- **SOAL LATIHAN**
1. Jawab pertanyaan berikut berdasarkan teks tentang MAI-DxO.
(a) Berapa banyak studi kasus dari New England Journal of Medicine yang dipakai untuk menguji MAI-DxO?
(b) Berapa akurasi dokter manusia yang diuji dalam kondisi serupa?
(c) Siapa yang menyebut pendekatan Microsoft ini "bukan sesuatu yang benar-benar baru"?
2. Ubah paragraf dalam teks tentang MAI-DxO yang diawali "Kalau sekadar unggul akurasi" menjadi daftar singkat berisi fakta-fakta utamanya.

- **TEKS BACAAN**
________________________________________

![]() |
Microsoft mengklaim sistem AI mereka, MAI-DxO, mampu mendiagnosis penyakit kompleks dengan akurasi hingga 85%, mengalahkan dokter manusia. (Freepik) |
Awalnya terdengar seperti lelucon futuristik. Microsoft mengembangkan AI yang katanya bisa mendiagnosis penyakit lebih akurat dari dokter. Tapi ini bukan dari akun parodi atau iklan layanan kesehatan.
Klaim ini datang dari laporan penelitian serius, dan diamplifikasi langsung oleh unit AI Microsoft yang kini dipimpin Mustafa Suleyman—nama yang sebelumnya melejit lewat DeepMind dan Inflection.
Klaimnya tidak main-main. Sistem yang mereka sebut MAI-DxO (Microsoft AI Diagnostic Orchestrator) diuji dengan lebih dari 300 studi kasus dari New England Journal of Medicine.
Hasilnya? Akurasi diagnosis mencapai 80% hingga 85,5%. Bandingkan dengan dokter manusia yang diuji dalam kondisi serupa: hanya 20%.
Angka itu langsung menyulut dua reaksi: antusiasme dan skeptisisme.
Lebih Akurat, Lebih Murah—Tapi Serius?
Kalau sekadar unggul akurasi, itu sudah cukup mengundang perhatian. Tapi MAI-DxO juga disebut 20% lebih murah daripada diagnosis manual oleh dokter, dan bahkan 70% lebih efisien dibanding model AI lain yang belum dioptimalkan.
Dalam uji coba, MAI-DxO tidak cuma menebak. Ia bertanya, memesan tes, menyusun hipotesis, lalu mengambil keputusan berdasarkan jejak data ribuan kasus.
Seolah kita menyaksikan seorang residen abadi yang tak kenal lelah dan tidak pernah lupa.
Bagi sebagian orang, ini masa depan yang ditunggu. Lebih cepat, lebih murah, lebih akurat—apa lagi yang kurang?
Tapi Dunia Medis Tidak Sesederhana Itu
Kita tahu diagnosis bukan soal cocokkan gejala ke nama penyakit. Kadang gejala tumpang tindih. Kadang pasien tidak bicara apa adanya. Kadang masalahnya bukan medis, tapi sosial. Di sinilah letak keraguan para dokter dan pakar.
Keith Dreyer, misalnya, menyebut pendekatan Microsoft ini “bukan sesuatu yang benar-benar baru.”
Menurutnya, sistem ini hanya mengombinasikan model AI umum yang bahkan tidak dilatih khusus untuk dunia medis. Sebaliknya, Eric Topol justru menganggap ini sebagai “titik balik” dalam dunia diagnosis.

________________________________________

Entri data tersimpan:
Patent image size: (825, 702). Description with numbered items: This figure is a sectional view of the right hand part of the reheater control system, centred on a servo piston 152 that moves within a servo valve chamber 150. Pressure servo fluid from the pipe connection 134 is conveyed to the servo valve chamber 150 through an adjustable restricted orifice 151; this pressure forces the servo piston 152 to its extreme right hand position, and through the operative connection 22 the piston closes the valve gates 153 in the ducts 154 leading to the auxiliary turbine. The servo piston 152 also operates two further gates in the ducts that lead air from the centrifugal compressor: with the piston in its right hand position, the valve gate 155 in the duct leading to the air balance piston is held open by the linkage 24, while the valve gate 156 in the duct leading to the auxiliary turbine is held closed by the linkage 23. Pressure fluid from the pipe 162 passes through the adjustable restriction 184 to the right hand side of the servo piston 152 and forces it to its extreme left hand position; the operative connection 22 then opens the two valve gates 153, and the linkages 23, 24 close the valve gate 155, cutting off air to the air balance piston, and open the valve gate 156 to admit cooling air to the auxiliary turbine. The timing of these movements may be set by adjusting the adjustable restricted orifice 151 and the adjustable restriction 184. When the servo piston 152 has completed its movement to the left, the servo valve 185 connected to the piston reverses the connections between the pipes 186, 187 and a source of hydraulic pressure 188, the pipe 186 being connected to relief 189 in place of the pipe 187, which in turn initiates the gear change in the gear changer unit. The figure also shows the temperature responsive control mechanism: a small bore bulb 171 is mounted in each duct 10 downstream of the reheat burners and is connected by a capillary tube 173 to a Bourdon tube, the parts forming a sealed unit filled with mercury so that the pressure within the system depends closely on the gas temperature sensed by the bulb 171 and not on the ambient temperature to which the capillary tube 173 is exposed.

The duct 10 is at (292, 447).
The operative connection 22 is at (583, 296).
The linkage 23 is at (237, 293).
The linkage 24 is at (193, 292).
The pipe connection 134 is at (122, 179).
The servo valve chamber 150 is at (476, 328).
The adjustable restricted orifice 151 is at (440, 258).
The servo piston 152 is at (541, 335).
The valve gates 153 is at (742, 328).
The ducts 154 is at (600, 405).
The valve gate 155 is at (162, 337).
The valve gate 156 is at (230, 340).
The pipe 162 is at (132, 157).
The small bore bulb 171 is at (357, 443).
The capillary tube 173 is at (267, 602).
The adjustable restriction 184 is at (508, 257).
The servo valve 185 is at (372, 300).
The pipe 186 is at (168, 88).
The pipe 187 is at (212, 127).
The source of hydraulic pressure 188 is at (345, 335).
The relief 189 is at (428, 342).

________________________________________

- **JAWABAN PER BUTIR**
1.
(a) Lebih dari 300 studi kasus.
(b) Hanya 20%.
(c) Keith Dreyer.

2.
- Keunggulan akurasi saja sudah cukup mengundang perhatian.
- MAI-DxO disebut 20% lebih murah daripada diagnosis manual oleh dokter.
- MAI-DxO disebut 70% lebih efisien dibanding model AI lain yang belum dioptimalkan.